### Exercise instructions
Reproduce the entries exactly.

### Listed records
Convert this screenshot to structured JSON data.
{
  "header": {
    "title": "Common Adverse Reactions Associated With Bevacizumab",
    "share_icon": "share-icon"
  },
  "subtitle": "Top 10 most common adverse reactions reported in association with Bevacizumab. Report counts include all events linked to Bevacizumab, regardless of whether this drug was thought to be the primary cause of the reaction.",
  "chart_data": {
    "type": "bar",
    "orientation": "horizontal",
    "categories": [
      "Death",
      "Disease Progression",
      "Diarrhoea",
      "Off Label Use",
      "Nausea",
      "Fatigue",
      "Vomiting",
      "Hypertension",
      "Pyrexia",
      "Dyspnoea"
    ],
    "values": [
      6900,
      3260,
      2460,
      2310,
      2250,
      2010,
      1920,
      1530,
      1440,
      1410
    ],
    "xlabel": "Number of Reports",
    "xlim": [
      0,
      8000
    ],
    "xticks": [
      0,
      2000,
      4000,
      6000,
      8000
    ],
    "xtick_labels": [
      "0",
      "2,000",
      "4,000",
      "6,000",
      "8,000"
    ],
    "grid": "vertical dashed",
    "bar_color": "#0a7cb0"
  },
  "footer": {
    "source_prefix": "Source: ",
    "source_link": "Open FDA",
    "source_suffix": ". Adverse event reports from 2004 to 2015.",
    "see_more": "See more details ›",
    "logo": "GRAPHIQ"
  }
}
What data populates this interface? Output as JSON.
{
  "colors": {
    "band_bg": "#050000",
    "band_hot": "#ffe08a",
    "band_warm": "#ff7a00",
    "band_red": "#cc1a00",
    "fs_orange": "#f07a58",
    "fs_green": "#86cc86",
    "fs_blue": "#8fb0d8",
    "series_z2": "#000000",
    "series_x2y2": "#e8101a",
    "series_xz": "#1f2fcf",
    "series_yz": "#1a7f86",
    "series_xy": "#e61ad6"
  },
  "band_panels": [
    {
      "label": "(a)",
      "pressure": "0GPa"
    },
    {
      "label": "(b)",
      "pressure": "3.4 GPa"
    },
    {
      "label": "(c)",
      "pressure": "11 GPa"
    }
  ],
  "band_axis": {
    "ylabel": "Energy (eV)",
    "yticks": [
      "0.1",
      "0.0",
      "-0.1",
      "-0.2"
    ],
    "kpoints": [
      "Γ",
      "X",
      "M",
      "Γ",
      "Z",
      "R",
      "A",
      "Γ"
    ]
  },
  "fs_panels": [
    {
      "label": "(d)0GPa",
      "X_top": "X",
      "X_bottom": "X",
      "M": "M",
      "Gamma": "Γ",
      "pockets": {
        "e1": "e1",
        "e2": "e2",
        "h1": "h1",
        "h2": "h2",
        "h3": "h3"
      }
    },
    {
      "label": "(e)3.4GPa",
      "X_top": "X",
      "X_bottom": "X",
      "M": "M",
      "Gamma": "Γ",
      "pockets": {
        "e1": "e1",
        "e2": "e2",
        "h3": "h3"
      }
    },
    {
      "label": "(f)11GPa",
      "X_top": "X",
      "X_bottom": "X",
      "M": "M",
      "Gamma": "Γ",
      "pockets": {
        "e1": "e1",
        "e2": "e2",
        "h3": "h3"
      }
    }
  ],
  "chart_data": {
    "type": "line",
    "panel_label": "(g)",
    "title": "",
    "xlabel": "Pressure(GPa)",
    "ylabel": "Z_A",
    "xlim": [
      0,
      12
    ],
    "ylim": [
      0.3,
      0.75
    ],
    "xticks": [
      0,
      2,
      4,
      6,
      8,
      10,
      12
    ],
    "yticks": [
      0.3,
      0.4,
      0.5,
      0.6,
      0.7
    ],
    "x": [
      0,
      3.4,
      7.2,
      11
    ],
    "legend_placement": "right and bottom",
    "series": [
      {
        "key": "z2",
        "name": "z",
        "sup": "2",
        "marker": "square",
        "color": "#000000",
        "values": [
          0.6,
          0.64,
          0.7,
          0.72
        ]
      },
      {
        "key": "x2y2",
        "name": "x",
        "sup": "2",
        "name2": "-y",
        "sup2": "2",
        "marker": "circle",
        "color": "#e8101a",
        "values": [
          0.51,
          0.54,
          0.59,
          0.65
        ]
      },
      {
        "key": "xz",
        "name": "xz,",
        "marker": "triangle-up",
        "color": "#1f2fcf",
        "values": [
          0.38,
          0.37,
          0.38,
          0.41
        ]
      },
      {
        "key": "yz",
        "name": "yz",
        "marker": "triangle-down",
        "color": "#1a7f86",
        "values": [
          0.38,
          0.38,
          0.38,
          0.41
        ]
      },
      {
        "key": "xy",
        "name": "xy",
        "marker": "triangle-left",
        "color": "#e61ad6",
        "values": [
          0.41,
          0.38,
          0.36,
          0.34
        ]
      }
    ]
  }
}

### Written answer
Convert this screenshot to structured JSON data.
{
  "header": {
    "title": "Common Adverse Reactions Associated With Bevacizumab",
    "share_icon": "share-icon"
  },
  "subtitle": "Top 10 most common adverse reactions reported in association with Bevacizumab. Report counts include all events linked to Bevacizumab, regardless of whether this drug was thought to be the primary cause of the reaction.",
  "chart_data": {
    "type": "bar",
    "orientation": "horizontal",
    "categories": [
      "Death",
      "Disease Progression",
      "Diarrhoea",
      "Off Label Use",
      "Nausea",
      "Fatigue",
      "Vomiting",
      "Hypertension",
      "Pyrexia",
      "Dyspnoea"
    ],
    "values": [
      6900,
      3260,
      2460,
      2310,
      2250,
      2010,
      1920,
      1530,
      1440,
      1410
    ],
    "xlabel": "Number of Reports",
    "xlim": [
      0,
      8000
    ],
    "xticks": [
      0,
      2000,
      4000,
      6000,
      8000
    ],
    "xtick_labels": [
      "0",
      "2,000",
      "4,000",
      "6,000",
      "8,000"
    ],
    "grid": "vertical dashed",
    "bar_color": "#0a7cb0"
  },
  "footer": {
    "source_prefix": "Source: ",
    "source_link": "Open FDA",
    "source_suffix": ". Adverse event reports from 2004 to 2015.",
    "see_more": "See more details ›",
    "logo": "GRAPHIQ"
  }
}
What data populates this interface? Output as JSON.
{
  "colors": {
    "band_bg": "#050000",
    "band_hot": "#ffe08a",
    "band_warm": "#ff7a00",
    "band_red": "#cc1a00",
    "fs_orange": "#f07a58",
    "fs_green": "#86cc86",
    "fs_blue": "#8fb0d8",
    "series_z2": "#000000",
    "series_x2y2": "#e8101a",
    "series_xz": "#1f2fcf",
    "series_yz": "#1a7f86",
    "series_xy": "#e61ad6"
  },
  "band_panels": [
    {
      "label": "(a)",
      "pressure": "0GPa"
    },
    {
      "label": "(b)",
      "pressure": "3.4 GPa"
    },
    {
      "label": "(c)",
      "pressure": "11 GPa"
    }
  ],
  "band_axis": {
    "ylabel": "Energy (eV)",
    "yticks": [
      "0.1",
      "0.0",
      "-0.1",
      "-0.2"
    ],
    "kpoints": [
      "Γ",
      "X",
      "M",
      "Γ",
      "Z",
      "R",
      "A",
      "Γ"
    ]
  },
  "fs_panels": [
    {
      "label": "(d)0GPa",
      "X_top": "X",
      "X_bottom": "X",
      "M": "M",
      "Gamma": "Γ",
      "pockets": {
        "e1": "e1",
        "e2": "e2",
        "h1": "h1",
        "h2": "h2",
        "h3": "h3"
      }
    },
    {
      "label": "(e)3.4GPa",
      "X_top": "X",
      "X_bottom": "X",
      "M": "M",
      "Gamma": "Γ",
      "pockets": {
        "e1": "e1",
        "e2": "e2",
        "h3": "h3"
      }
    },
    {
      "label": "(f)11GPa",
      "X_top": "X",
      "X_bottom": "X",
      "M": "M",
      "Gamma": "Γ",
      "pockets": {
        "e1": "e1",
        "e2": "e2",
        "h3": "h3"
      }
    }
  ],
  "chart_data": {
    "type": "line",
    "panel_label": "(g)",
    "title": "",
    "xlabel": "Pressure(GPa)",
    "ylabel": "Z_A",
    "xlim": [
      0,
      12
    ],
    "ylim": [
      0.3,
      0.75
    ],
    "xticks": [
      0,
      2,
      4,
      6,
      8,
      10,
      12
    ],
    "yticks": [
      0.3,
      0.4,
      0.5,
      0.6,
      0.7
    ],
    "x": [
      0,
      3.4,
      7.2,
      11
    ],
    "legend_placement": "right and bottom",
    "series": [
      {
        "key": "z2",
        "name": "z",
        "sup": "2",
        "marker": "square",
        "color": "#000000",
        "values": [
          0.6,
          0.64,
          0.7,
          0.72
        ]
      },
      {
        "key": "x2y2",
        "name": "x",
        "sup": "2",
        "name2": "-y",
        "sup2": "2",
        "marker": "circle",
        "color": "#e8101a",
        "values": [
          0.51,
          0.54,
          0.59,
          0.65
        ]
      },
      {
        "key": "xz",
        "name": "xz,",
        "marker": "triangle-up",
        "color": "#1f2fcf",
        "values": [
          0.38,
          0.37,
          0.38,
          0.41
        ]
      },
      {
        "key": "yz",
        "name": "yz",
        "marker": "triangle-down",
        "color": "#1a7f86",
        "values": [
          0.38,
          0.38,
          0.38,
          0.41
        ]
      },
      {
        "key": "xy",
        "name": "xy",
        "marker": "triangle-left",
        "color": "#e61ad6",
        "values": [
          0.41,
          0.38,
          0.36,
          0.34
        ]
      }
    ]
  }
}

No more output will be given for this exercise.